▸ **Required task**
Find the lines that hold the word "Escenario" and return them.

▸ **Items**
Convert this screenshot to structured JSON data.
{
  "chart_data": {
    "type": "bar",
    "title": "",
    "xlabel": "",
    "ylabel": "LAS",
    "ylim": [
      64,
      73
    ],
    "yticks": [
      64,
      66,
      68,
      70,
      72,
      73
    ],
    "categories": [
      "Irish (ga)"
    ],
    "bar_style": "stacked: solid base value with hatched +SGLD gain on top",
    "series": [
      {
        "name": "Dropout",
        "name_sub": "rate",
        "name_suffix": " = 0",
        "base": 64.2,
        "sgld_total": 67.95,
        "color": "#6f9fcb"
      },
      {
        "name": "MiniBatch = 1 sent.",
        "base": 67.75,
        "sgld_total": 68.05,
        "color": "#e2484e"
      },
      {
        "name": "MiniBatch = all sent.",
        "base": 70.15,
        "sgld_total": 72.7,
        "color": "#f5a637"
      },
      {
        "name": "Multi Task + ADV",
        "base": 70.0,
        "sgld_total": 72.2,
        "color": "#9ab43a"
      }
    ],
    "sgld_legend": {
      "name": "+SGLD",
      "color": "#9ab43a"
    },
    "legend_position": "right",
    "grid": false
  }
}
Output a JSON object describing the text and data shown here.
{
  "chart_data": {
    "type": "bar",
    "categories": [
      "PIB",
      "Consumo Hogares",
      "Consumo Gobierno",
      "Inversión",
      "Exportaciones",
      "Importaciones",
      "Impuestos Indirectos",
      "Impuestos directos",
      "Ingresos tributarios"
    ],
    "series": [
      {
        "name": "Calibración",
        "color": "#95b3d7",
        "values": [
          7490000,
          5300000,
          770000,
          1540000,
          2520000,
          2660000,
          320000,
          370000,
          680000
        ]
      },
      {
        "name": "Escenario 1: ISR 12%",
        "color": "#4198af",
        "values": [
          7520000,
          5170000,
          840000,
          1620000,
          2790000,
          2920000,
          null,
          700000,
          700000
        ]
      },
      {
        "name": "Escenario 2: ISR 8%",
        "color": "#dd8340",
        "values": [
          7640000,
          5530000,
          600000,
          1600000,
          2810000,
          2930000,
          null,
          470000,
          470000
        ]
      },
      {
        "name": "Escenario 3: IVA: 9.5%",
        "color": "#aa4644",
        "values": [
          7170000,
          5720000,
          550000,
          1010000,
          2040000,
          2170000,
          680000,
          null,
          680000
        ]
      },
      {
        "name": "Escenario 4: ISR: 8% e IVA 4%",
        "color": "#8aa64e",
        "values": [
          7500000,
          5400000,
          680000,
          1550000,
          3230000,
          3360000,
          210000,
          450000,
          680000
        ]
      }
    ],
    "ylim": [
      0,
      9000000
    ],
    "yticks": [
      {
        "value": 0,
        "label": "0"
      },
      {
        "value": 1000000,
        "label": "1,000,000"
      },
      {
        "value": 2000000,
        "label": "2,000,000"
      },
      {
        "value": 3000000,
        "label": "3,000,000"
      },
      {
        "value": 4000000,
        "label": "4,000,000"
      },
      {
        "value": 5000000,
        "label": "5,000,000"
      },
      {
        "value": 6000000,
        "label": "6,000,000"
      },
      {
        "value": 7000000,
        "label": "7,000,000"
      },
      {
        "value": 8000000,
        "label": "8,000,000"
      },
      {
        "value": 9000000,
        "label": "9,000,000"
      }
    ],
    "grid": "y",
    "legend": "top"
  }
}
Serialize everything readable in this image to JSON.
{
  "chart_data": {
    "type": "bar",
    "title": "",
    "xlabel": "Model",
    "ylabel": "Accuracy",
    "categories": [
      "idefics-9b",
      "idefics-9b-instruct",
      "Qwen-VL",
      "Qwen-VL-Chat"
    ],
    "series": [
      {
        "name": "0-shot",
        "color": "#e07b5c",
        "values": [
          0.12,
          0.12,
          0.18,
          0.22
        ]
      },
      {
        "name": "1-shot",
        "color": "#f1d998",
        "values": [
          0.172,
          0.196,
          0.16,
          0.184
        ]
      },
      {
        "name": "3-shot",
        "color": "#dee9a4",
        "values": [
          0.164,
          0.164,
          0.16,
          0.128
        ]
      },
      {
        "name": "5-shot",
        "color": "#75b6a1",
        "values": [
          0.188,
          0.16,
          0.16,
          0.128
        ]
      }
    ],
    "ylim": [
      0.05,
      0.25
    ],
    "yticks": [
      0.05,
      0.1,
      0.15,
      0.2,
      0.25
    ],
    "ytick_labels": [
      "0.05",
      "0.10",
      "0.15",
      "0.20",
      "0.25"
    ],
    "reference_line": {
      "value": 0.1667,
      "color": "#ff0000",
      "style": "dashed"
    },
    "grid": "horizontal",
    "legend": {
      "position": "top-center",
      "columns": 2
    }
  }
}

▸ **Answer to the task**
        "name": "Escenario 1: ISR 12%",
        "name": "Escenario 2: ISR 8%",
        "name": "Escenario 3: IVA: 9.5%",
        "name": "Escenario 4: ISR: 8% e IVA 4%",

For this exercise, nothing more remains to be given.